» Task description
Copy whichever lines contain the string "content".

» Task material
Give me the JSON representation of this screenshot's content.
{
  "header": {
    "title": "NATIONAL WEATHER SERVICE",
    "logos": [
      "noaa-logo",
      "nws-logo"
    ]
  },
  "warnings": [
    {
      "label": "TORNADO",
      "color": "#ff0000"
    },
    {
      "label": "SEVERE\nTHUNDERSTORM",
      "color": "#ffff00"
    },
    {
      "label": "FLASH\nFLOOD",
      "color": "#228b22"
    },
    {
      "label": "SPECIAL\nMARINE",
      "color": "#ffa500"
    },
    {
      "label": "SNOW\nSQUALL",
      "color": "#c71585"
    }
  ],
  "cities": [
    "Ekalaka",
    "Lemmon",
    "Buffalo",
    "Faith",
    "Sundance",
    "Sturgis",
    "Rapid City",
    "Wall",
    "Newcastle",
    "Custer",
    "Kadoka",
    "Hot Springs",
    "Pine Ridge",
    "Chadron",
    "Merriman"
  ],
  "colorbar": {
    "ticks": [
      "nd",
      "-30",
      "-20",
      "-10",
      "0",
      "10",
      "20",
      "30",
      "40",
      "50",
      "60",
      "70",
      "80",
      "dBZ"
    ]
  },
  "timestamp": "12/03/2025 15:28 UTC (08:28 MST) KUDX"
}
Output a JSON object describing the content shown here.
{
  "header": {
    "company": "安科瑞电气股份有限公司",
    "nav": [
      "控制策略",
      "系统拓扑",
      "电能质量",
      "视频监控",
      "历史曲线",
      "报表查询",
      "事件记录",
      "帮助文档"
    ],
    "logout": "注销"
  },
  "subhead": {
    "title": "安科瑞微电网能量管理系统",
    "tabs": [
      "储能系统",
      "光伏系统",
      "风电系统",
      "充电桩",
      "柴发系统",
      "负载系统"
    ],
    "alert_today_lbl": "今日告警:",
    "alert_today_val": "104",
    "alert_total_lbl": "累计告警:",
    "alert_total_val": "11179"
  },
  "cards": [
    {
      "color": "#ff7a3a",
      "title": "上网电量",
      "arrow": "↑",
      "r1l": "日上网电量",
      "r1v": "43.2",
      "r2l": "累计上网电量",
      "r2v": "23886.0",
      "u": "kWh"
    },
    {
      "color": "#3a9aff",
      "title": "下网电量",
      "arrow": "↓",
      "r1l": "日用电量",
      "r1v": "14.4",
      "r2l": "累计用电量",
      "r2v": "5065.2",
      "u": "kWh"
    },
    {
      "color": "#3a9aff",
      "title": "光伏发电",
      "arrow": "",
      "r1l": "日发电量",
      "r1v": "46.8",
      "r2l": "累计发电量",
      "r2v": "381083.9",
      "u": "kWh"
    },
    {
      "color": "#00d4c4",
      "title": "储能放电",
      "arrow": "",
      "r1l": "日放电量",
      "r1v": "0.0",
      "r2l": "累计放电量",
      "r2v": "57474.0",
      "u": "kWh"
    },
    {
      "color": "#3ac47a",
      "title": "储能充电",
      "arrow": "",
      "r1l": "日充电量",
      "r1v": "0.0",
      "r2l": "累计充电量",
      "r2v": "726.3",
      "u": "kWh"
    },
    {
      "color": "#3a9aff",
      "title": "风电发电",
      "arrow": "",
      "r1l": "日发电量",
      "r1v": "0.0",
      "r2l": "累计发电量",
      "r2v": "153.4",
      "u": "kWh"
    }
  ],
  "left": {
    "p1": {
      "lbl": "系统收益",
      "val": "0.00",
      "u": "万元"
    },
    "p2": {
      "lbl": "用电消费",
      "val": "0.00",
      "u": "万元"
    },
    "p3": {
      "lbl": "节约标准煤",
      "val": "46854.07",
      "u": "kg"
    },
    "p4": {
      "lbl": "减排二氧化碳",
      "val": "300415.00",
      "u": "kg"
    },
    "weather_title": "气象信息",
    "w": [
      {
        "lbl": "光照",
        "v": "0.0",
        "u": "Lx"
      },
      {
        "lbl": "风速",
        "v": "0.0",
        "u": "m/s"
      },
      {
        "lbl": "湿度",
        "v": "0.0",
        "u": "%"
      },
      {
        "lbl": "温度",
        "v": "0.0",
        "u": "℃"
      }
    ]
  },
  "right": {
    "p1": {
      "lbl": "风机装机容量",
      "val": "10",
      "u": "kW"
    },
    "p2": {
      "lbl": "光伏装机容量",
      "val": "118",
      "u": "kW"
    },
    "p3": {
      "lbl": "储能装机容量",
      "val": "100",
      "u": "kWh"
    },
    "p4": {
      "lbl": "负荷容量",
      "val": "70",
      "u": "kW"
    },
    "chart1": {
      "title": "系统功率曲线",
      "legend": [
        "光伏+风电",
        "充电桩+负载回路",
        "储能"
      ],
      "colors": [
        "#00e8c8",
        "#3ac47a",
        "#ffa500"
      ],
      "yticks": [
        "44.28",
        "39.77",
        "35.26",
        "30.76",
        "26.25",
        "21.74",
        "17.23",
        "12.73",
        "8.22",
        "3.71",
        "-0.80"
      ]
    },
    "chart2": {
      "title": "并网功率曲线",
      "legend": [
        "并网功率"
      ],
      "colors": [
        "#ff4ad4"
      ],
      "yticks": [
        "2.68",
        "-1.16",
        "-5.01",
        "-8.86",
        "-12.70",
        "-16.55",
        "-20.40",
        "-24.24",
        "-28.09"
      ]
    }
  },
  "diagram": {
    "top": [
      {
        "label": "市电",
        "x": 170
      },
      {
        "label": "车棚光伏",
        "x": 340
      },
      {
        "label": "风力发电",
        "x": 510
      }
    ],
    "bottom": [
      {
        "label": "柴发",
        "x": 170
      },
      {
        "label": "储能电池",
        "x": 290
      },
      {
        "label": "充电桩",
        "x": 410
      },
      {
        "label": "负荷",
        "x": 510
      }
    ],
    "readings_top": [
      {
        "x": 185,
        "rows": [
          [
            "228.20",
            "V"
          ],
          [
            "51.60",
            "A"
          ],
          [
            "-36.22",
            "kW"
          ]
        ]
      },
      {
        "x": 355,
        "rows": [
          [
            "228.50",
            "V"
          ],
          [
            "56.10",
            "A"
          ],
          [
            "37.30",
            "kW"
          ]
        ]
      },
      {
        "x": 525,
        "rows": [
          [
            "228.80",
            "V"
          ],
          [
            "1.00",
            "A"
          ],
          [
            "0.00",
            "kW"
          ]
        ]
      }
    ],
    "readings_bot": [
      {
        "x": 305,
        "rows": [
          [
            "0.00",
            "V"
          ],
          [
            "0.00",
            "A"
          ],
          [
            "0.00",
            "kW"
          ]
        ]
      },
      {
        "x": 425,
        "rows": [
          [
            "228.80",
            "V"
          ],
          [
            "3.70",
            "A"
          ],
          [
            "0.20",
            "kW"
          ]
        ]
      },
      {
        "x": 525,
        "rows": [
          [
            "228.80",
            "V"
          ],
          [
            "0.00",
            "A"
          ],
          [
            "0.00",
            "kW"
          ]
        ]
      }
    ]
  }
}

» Worked solution
Give me the JSON representation of this screenshot's content.
Output a JSON object describing the content shown here.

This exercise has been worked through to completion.